• GOAL OF THE EXERCISE: Pick out all lines with the word "this" from the records that follow.

(Stored data entries)
* start *
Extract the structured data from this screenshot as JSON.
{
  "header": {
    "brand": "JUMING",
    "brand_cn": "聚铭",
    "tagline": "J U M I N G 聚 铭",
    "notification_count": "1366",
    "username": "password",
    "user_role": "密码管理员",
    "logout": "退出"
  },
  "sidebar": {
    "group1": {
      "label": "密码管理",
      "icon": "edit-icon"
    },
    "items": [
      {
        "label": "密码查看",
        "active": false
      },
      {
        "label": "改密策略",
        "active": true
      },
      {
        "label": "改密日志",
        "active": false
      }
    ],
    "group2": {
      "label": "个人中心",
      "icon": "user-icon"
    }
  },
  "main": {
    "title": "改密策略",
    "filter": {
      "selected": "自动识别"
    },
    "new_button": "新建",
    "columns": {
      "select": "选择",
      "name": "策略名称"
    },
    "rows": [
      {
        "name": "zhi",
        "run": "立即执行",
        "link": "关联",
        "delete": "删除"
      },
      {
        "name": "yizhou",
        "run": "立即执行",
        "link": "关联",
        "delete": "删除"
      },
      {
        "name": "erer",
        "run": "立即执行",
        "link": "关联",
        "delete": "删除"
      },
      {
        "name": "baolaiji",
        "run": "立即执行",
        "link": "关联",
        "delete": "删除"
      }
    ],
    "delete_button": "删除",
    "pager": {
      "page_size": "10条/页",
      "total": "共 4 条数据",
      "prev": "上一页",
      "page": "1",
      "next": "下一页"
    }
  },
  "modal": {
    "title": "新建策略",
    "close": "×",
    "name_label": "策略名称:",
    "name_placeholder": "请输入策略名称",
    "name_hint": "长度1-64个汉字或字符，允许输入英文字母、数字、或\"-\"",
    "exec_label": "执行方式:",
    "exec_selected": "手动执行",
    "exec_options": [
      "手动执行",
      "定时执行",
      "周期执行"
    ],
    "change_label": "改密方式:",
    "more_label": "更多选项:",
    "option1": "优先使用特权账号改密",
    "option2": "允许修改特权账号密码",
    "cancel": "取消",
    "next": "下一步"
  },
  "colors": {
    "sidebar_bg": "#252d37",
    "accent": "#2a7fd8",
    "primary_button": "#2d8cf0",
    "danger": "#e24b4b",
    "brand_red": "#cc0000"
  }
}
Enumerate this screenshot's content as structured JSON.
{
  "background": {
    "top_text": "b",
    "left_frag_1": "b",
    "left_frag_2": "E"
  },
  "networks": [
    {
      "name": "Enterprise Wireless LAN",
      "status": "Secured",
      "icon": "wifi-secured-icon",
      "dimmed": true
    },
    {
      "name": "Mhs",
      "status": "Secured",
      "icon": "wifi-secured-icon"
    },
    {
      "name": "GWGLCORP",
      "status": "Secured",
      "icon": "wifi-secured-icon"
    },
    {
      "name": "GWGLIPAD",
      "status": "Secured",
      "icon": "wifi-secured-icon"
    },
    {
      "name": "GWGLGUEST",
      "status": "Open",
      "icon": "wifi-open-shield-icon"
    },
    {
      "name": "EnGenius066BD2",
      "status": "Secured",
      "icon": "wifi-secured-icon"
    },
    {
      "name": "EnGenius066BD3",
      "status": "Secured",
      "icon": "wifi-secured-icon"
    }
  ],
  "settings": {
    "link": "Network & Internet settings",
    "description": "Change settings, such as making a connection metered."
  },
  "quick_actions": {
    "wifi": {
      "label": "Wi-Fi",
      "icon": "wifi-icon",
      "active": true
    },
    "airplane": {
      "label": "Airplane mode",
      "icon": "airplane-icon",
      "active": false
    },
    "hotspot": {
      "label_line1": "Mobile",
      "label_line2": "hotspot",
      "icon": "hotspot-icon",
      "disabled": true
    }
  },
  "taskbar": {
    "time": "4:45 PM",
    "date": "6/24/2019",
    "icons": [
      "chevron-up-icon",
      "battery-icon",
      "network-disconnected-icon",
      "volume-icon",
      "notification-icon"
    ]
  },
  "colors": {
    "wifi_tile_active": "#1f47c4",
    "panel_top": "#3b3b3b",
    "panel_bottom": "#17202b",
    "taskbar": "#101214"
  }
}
* end *
• FULL OUTPUT:
Extract the structured data from this screenshot as JSON.
Enumerate this screenshot's content as structured JSON.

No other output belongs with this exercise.